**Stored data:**

[BEGIN]

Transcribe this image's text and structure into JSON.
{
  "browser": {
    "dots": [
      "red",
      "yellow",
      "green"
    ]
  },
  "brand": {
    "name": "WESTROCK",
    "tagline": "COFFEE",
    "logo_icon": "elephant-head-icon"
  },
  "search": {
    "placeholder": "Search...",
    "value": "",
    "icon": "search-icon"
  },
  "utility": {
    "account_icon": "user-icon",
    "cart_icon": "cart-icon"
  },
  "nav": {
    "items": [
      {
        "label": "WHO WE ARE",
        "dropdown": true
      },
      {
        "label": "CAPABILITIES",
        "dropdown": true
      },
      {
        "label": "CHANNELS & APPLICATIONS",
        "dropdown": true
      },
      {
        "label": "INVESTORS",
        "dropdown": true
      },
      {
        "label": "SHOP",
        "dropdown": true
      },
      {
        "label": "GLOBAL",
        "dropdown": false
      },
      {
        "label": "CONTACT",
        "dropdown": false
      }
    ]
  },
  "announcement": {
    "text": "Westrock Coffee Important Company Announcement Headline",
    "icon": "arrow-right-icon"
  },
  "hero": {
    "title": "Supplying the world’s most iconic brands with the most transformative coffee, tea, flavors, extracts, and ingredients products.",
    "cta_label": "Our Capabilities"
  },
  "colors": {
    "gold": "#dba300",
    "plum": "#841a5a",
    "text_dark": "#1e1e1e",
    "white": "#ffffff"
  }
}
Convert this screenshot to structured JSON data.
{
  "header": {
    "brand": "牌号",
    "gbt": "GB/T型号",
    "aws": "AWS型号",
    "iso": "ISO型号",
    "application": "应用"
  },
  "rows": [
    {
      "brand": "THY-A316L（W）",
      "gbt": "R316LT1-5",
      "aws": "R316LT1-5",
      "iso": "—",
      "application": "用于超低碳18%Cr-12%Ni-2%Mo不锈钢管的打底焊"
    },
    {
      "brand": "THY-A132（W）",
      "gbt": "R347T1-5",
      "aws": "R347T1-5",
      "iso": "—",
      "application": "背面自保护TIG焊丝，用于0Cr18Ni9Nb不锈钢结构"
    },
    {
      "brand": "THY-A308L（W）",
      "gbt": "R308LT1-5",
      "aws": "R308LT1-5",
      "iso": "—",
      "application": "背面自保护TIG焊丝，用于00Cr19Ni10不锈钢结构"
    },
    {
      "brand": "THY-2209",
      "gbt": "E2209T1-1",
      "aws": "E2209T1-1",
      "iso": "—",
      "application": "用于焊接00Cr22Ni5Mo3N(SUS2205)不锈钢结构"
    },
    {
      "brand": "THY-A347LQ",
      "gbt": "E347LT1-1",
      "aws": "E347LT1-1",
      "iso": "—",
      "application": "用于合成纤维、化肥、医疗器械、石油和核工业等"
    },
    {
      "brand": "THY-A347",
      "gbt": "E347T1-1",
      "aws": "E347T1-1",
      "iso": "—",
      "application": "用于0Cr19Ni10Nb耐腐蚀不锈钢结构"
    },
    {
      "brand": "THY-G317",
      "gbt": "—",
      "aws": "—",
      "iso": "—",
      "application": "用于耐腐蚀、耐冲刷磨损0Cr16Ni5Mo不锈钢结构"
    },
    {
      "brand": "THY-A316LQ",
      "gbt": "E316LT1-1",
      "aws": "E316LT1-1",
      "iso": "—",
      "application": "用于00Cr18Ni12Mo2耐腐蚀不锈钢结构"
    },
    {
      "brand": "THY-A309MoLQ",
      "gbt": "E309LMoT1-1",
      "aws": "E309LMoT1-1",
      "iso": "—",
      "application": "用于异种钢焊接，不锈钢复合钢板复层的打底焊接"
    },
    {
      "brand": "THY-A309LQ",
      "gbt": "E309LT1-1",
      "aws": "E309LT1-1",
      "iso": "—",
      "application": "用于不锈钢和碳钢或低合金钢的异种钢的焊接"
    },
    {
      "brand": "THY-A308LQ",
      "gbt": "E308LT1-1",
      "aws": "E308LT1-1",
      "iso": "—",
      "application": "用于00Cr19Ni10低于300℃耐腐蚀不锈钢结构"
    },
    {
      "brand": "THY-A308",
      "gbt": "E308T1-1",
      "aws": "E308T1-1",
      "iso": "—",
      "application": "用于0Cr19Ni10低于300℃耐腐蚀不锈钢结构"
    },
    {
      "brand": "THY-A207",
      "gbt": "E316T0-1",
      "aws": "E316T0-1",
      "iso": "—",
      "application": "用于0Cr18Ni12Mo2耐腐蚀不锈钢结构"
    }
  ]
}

[END]

**Given problem:**
From the entries above, extract every line where the word "this" appears.

**Correct answer:**
Transcribe this image's text and structure into JSON.
Convert this screenshot to structured JSON data.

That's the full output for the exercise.